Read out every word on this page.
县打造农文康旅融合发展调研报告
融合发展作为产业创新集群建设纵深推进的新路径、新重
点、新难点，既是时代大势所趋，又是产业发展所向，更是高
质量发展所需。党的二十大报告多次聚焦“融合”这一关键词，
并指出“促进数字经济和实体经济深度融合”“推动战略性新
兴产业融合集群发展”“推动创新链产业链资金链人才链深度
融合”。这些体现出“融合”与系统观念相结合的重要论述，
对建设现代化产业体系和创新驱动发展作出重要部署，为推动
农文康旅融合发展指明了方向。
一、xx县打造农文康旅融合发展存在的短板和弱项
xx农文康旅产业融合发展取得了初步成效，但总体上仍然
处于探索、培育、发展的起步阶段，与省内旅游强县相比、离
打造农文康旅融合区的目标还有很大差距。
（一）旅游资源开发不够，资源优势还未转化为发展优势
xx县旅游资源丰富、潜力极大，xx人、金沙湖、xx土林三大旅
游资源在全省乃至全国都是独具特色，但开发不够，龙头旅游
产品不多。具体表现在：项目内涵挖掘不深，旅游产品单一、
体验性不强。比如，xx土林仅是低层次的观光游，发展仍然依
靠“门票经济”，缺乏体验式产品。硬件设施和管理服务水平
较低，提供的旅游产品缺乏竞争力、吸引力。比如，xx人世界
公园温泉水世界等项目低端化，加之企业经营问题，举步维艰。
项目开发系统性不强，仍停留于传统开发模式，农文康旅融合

= = =

Faithfully copy every entry, leaving nothing out.

Read out every word on this page.
县打造农文康旅融合发展调研报告
融合发展作为产业创新集群建设纵深推进的新路径、新重
点、新难点，既是时代大势所趋，又是产业发展所向，更是高
质量发展所需。党的二十大报告多次聚焦“融合”这一关键词，
并指出“促进数字经济和实体经济深度融合”“推动战略性新
兴产业融合集群发展”“推动创新链产业链资金链人才链深度
融合”。这些体现出“融合”与系统观念相结合的重要论述，
对建设现代化产业体系和创新驱动发展作出重要部署，为推动
农文康旅融合发展指明了方向。
一、xx县打造农文康旅融合发展存在的短板和弱项
xx农文康旅产业融合发展取得了初步成效，但总体上仍然
处于探索、培育、发展的起步阶段，与省内旅游强县相比、离
打造农文康旅融合区的目标还有很大差距。
（一）旅游资源开发不够，资源优势还未转化为发展优势
xx县旅游资源丰富、潜力极大，xx人、金沙湖、xx土林三大旅
游资源在全省乃至全国都是独具特色，但开发不够，龙头旅游
产品不多。具体表现在：项目内涵挖掘不深，旅游产品单一、
体验性不强。比如，xx土林仅是低层次的观光游，发展仍然依
靠“门票经济”，缺乏体验式产品。硬件设施和管理服务水平
较低，提供的旅游产品缺乏竞争力、吸引力。比如，xx人世界
公园温泉水世界等项目低端化，加之企业经营问题，举步维艰。
项目开发系统性不强，仍停留于传统开发模式，农文康旅融合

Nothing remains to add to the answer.